MATERIAL FOR THE TASK:
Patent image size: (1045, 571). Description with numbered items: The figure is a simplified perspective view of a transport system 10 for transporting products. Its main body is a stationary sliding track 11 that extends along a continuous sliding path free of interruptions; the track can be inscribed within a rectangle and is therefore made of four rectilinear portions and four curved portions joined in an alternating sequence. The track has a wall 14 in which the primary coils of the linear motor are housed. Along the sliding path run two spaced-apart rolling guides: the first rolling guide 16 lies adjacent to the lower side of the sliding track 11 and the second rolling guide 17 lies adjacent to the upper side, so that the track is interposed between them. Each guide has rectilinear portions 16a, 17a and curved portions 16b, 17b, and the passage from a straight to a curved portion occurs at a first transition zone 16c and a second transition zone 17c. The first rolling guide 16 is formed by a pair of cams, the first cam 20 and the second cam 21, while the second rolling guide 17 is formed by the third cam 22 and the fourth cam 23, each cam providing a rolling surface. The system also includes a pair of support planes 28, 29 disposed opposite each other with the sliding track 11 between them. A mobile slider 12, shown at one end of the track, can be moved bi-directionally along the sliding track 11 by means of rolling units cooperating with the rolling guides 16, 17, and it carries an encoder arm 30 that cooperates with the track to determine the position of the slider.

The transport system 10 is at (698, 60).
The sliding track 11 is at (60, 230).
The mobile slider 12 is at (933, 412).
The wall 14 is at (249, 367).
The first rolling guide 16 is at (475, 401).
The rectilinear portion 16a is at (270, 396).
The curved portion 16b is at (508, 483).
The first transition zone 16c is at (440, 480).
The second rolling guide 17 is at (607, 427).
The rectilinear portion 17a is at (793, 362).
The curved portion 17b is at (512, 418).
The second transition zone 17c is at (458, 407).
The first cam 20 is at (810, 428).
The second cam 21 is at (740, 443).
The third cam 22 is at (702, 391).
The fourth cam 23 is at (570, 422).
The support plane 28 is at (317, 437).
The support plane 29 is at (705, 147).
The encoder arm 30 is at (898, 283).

REQUIRED TASK: Reproduce the records above, replacing "transporting" with "conveying" and leaving everything else unchanged.

TASK OUTPUT:
Patent image size: (1045, 571). Description with numbered items: The figure is a simplified perspective view of a transport system 10 for conveying products. Its main body is a stationary sliding track 11 that extends along a continuous sliding path free of interruptions; the track can be inscribed within a rectangle and is therefore made of four rectilinear portions and four curved portions joined in an alternating sequence. The track has a wall 14 in which the primary coils of the linear motor are housed. Along the sliding path run two spaced-apart rolling guides: the first rolling guide 16 lies adjacent to the lower side of the sliding track 11 and the second rolling guide 17 lies adjacent to the upper side, so that the track is interposed between them. Each guide has rectilinear portions 16a, 17a and curved portions 16b, 17b, and the passage from a straight to a curved portion occurs at a first transition zone 16c and a second transition zone 17c. The first rolling guide 16 is formed by a pair of cams, the first cam 20 and the second cam 21, while the second rolling guide 17 is formed by the third cam 22 and the fourth cam 23, each cam providing a rolling surface. The system also includes a pair of support planes 28, 29 disposed opposite each other with the sliding track 11 between them. A mobile slider 12, shown at one end of the track, can be moved bi-directionally along the sliding track 11 by means of rolling units cooperating with the rolling guides 16, 17, and it carries an encoder arm 30 that cooperates with the track to determine the position of the slider.

The transport system 10 is at (698, 60).
The sliding track 11 is at (60, 230).
The mobile slider 12 is at (933, 412).
The wall 14 is at (249, 367).
The first rolling guide 16 is at (475, 401).
The rectilinear portion 16a is at (270, 396).
The curved portion 16b is at (508, 483).
The first transition zone 16c is at (440, 480).
The second rolling guide 17 is at (607, 427).
The rectilinear portion 17a is at (793, 362).
The curved portion 17b is at (512, 418).
The second transition zone 17c is at (458, 407).
The first cam 20 is at (810, 428).
The second cam 21 is at (740, 443).
The third cam 22 is at (702, 391).
The fourth cam 23 is at (570, 422).
The support plane 28 is at (317, 437).
The support plane 29 is at (705, 147).
The encoder arm 30 is at (898, 283).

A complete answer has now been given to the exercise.